• What to do
Every entry that follows should be reproduced exactly.

• Data excerpts
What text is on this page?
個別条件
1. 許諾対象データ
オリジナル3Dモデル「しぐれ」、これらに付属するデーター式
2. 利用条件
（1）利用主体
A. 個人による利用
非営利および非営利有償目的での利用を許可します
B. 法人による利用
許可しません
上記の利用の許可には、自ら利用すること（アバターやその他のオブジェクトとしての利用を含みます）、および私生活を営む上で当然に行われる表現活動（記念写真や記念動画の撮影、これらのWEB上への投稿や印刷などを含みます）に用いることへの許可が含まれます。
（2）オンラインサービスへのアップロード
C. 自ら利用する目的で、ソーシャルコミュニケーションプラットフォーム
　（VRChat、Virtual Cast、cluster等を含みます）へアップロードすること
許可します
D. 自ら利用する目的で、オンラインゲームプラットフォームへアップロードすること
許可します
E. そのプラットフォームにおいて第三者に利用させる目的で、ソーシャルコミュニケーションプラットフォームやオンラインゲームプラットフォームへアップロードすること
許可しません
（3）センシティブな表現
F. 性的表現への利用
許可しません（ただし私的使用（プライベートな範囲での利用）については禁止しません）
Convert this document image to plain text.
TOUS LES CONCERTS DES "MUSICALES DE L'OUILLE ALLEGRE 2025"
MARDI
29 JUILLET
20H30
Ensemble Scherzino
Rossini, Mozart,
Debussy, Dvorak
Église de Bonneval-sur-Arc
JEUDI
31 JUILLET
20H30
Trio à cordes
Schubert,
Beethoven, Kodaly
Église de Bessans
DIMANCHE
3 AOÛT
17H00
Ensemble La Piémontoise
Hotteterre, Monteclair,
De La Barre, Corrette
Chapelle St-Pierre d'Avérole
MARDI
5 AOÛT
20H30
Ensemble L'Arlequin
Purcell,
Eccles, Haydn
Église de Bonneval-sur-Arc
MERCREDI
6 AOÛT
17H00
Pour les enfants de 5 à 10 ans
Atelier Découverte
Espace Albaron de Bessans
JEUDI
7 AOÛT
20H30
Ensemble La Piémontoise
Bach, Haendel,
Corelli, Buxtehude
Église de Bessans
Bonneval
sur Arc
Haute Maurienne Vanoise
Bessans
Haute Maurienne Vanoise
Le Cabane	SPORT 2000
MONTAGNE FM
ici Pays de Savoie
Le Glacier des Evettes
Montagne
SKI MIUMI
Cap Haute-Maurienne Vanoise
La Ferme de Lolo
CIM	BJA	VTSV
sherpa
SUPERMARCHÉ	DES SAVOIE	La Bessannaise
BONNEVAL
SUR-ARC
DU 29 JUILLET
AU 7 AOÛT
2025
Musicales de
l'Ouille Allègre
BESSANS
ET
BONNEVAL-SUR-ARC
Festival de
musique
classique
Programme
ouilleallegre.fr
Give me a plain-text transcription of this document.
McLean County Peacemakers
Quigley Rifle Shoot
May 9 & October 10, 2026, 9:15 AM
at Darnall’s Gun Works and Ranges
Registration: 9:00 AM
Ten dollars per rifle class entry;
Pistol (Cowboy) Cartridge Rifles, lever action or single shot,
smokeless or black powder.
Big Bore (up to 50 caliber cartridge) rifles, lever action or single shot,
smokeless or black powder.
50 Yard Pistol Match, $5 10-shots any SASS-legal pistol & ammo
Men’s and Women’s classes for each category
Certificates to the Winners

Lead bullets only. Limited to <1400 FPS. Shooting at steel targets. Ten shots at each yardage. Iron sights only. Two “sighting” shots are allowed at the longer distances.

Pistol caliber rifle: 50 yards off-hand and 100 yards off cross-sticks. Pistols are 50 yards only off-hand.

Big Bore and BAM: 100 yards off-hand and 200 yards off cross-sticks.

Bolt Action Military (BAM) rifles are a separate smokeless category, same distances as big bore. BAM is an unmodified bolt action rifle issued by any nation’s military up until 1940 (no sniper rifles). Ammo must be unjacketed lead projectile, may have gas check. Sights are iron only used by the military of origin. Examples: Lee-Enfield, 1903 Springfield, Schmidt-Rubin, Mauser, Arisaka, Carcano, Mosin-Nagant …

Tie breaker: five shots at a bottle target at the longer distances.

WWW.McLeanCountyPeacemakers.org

• Answer to the task
What text is on this page?
個別条件
1. 許諾対象データ
オリジナル3Dモデル「しぐれ」、これらに付属するデーター式
2. 利用条件
（1）利用主体
A. 個人による利用
非営利および非営利有償目的での利用を許可します
B. 法人による利用
許可しません
上記の利用の許可には、自ら利用すること（アバターやその他のオブジェクトとしての利用を含みます）、および私生活を営む上で当然に行われる表現活動（記念写真や記念動画の撮影、これらのWEB上への投稿や印刷などを含みます）に用いることへの許可が含まれます。
（2）オンラインサービスへのアップロード
C. 自ら利用する目的で、ソーシャルコミュニケーションプラットフォーム
　（VRChat、Virtual Cast、cluster等を含みます）へアップロードすること
許可します
D. 自ら利用する目的で、オンラインゲームプラットフォームへアップロードすること
許可します
E. そのプラットフォームにおいて第三者に利用させる目的で、ソーシャルコミュニケーションプラットフォームやオンラインゲームプラットフォームへアップロードすること
許可しません
（3）センシティブな表現
F. 性的表現への利用
許可しません（ただし私的使用（プライベートな範囲での利用）については禁止しません）
Convert this document image to plain text.
TOUS LES CONCERTS DES "MUSICALES DE L'OUILLE ALLEGRE 2025"
MARDI
29 JUILLET
20H30
Ensemble Scherzino
Rossini, Mozart,
Debussy, Dvorak
Église de Bonneval-sur-Arc
JEUDI
31 JUILLET
20H30
Trio à cordes
Schubert,
Beethoven, Kodaly
Église de Bessans
DIMANCHE
3 AOÛT
17H00
Ensemble La Piémontoise
Hotteterre, Monteclair,
De La Barre, Corrette
Chapelle St-Pierre d'Avérole
MARDI
5 AOÛT
20H30
Ensemble L'Arlequin
Purcell,
Eccles, Haydn
Église de Bonneval-sur-Arc
MERCREDI
6 AOÛT
17H00
Pour les enfants de 5 à 10 ans
Atelier Découverte
Espace Albaron de Bessans
JEUDI
7 AOÛT
20H30
Ensemble La Piémontoise
Bach, Haendel,
Corelli, Buxtehude
Église de Bessans
Bonneval
sur Arc
Haute Maurienne Vanoise
Bessans
Haute Maurienne Vanoise
Le Cabane	SPORT 2000
MONTAGNE FM
ici Pays de Savoie
Le Glacier des Evettes
Montagne
SKI MIUMI
Cap Haute-Maurienne Vanoise
La Ferme de Lolo
CIM	BJA	VTSV
sherpa
SUPERMARCHÉ	DES SAVOIE	La Bessannaise
BONNEVAL
SUR-ARC
DU 29 JUILLET
AU 7 AOÛT
2025
Musicales de
l'Ouille Allègre
BESSANS
ET
BONNEVAL-SUR-ARC
Festival de
musique
classique
Programme
ouilleallegre.fr
Give me a plain-text transcription of this document.
McLean County Peacemakers
Quigley Rifle Shoot
May 9 & October 10, 2026, 9:15 AM
at Darnall’s Gun Works and Ranges
Registration: 9:00 AM
Ten dollars per rifle class entry;
Pistol (Cowboy) Cartridge Rifles, lever action or single shot,
smokeless or black powder.
Big Bore (up to 50 caliber cartridge) rifles, lever action or single shot,
smokeless or black powder.
50 Yard Pistol Match, $5 10-shots any SASS-legal pistol & ammo
Men’s and Women’s classes for each category
Certificates to the Winners

Lead bullets only. Limited to <1400 FPS. Shooting at steel targets. Ten shots at each yardage. Iron sights only. Two “sighting” shots are allowed at the longer distances.

Pistol caliber rifle: 50 yards off-hand and 100 yards off cross-sticks. Pistols are 50 yards only off-hand.

Big Bore and BAM: 100 yards off-hand and 200 yards off cross-sticks.

Bolt Action Military (BAM) rifles are a separate smokeless category, same distances as big bore. BAM is an unmodified bolt action rifle issued by any nation’s military up until 1940 (no sniper rifles). Ammo must be unjacketed lead projectile, may have gas check. Sights are iron only used by the military of origin. Examples: Lee-Enfield, 1903 Springfield, Schmidt-Rubin, Mauser, Arisaka, Carcano, Mosin-Nagant …

Tie breaker: five shots at a bottle target at the longer distances.

WWW.McLeanCountyPeacemakers.org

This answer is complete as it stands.